===== DATASET ROWS
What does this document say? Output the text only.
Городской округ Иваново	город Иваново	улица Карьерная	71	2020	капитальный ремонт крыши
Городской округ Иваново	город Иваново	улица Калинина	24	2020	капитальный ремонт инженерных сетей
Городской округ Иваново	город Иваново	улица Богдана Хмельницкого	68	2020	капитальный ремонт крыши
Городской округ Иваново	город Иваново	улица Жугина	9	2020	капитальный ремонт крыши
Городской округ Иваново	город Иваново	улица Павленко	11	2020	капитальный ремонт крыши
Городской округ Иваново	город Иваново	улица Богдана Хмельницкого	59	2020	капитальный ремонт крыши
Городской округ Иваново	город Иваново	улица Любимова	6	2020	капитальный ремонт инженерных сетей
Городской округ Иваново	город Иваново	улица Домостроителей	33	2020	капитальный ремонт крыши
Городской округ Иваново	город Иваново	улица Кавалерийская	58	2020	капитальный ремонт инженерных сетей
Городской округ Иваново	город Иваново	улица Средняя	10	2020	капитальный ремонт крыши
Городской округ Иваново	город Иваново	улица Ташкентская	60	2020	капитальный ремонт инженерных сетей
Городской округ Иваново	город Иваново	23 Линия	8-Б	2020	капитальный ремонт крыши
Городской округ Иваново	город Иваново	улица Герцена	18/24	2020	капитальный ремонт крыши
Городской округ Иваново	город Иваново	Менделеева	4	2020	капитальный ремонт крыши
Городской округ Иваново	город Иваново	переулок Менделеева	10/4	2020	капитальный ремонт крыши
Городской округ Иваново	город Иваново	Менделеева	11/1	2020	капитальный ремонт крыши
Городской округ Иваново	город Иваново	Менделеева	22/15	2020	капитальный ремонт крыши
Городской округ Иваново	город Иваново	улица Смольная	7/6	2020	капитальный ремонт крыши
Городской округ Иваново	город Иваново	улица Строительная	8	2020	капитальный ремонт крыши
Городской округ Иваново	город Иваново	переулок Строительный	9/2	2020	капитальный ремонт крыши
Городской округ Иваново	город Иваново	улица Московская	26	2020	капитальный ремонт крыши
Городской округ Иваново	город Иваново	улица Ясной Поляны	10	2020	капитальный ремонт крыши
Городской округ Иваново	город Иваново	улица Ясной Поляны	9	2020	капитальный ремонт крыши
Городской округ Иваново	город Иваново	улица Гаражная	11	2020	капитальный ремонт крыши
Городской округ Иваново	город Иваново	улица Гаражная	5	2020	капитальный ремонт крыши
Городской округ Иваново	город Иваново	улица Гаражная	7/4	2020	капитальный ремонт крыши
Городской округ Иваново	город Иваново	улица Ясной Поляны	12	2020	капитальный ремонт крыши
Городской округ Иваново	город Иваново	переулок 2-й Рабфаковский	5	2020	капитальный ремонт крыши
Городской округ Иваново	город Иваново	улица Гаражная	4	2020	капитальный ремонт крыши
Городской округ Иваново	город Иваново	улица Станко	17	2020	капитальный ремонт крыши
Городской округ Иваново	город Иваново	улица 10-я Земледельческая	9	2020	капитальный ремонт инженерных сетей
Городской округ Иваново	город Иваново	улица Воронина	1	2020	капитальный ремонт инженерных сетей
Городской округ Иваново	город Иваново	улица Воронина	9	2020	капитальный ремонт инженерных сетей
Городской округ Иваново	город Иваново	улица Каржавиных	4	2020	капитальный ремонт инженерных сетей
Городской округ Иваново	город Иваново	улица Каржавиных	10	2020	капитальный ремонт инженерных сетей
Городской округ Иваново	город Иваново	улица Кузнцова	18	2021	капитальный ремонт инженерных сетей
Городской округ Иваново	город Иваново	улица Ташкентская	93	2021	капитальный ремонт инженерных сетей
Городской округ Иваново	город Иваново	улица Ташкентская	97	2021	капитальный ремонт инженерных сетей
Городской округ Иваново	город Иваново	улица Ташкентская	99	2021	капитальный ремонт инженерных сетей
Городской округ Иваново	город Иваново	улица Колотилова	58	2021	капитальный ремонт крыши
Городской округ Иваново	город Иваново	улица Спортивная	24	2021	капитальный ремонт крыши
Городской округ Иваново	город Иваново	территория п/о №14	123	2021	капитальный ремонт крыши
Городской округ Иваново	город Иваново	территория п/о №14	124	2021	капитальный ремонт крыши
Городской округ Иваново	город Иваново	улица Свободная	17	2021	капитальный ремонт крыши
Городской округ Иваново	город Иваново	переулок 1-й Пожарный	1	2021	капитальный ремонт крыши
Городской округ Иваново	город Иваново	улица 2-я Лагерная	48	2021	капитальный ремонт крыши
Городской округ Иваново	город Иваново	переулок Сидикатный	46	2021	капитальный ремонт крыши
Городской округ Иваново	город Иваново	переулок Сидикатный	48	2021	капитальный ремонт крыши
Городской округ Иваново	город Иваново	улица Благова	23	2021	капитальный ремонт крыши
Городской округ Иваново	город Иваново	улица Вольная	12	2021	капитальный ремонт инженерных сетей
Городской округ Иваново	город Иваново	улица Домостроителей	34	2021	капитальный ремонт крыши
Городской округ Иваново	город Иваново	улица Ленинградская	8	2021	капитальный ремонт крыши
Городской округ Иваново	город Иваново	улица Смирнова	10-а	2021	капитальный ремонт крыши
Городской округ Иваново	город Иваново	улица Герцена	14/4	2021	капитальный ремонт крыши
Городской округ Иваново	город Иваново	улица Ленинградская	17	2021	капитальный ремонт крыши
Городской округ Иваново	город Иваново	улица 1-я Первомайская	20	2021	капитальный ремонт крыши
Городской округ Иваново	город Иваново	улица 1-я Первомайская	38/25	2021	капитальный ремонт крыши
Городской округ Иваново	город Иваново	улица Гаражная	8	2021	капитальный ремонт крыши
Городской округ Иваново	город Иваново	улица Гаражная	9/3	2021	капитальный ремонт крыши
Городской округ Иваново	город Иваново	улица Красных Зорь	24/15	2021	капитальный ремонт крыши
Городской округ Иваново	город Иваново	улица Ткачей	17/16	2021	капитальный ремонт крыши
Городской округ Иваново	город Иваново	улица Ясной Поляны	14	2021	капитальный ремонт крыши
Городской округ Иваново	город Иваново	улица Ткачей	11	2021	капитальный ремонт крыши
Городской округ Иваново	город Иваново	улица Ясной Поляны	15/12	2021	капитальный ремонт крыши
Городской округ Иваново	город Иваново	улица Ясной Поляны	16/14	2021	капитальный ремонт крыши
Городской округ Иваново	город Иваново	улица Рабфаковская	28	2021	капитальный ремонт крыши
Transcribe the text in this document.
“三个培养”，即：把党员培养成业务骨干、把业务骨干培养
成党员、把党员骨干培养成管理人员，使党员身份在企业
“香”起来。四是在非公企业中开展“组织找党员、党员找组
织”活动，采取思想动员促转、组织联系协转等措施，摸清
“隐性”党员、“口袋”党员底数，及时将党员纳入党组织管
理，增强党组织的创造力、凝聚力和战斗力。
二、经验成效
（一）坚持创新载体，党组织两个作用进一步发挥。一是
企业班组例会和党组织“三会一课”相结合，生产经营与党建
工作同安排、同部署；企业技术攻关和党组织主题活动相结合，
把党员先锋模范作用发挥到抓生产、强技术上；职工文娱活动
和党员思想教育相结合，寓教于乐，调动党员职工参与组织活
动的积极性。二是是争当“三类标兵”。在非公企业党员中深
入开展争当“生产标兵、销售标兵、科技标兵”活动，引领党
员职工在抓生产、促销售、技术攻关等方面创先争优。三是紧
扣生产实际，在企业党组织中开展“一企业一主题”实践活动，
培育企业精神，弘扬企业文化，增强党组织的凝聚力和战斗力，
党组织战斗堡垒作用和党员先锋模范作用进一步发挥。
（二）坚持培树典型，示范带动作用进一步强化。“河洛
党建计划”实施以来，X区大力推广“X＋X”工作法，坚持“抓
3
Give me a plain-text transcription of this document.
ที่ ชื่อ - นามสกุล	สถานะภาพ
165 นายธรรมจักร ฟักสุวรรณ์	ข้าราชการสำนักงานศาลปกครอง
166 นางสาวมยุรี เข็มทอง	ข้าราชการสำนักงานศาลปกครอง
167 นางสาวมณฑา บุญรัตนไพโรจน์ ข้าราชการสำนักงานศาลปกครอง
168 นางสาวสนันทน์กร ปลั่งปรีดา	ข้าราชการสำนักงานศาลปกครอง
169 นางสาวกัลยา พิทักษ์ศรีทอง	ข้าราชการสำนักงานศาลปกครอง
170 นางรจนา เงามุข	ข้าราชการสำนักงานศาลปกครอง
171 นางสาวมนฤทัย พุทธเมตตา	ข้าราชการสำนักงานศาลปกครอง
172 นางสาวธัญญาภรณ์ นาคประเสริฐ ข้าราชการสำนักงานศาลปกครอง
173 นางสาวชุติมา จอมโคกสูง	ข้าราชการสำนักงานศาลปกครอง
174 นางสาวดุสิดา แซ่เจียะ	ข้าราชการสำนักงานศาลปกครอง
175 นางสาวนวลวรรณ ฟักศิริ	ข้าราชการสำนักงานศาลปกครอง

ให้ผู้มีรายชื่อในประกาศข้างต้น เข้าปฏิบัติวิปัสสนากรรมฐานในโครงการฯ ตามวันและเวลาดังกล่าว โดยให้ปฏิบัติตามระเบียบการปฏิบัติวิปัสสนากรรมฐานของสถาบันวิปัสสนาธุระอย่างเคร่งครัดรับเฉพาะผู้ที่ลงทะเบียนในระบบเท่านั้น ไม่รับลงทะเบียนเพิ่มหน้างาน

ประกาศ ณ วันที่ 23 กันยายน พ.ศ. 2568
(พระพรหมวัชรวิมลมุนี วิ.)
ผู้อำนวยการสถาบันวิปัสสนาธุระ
==========
**TASK INSTRUCTIONS**
Copy out every line of the data that includes the word "Ясной".

**TASK ANSWER**
Городской округ Иваново	город Иваново	улица Ясной Поляны	10	2020	капитальный ремонт крыши
Городской округ Иваново	город Иваново	улица Ясной Поляны	9	2020	капитальный ремонт крыши
Городской округ Иваново	город Иваново	улица Ясной Поляны	12	2020	капитальный ремонт крыши
Городской округ Иваново	город Иваново	улица Ясной Поляны	14	2021	капитальный ремонт крыши
Городской округ Иваново	город Иваново	улица Ясной Поляны	15/12	2021	капитальный ремонт крыши
Городской округ Иваново	город Иваново	улица Ясной Поляны	16/14	2021	капитальный ремонт крыши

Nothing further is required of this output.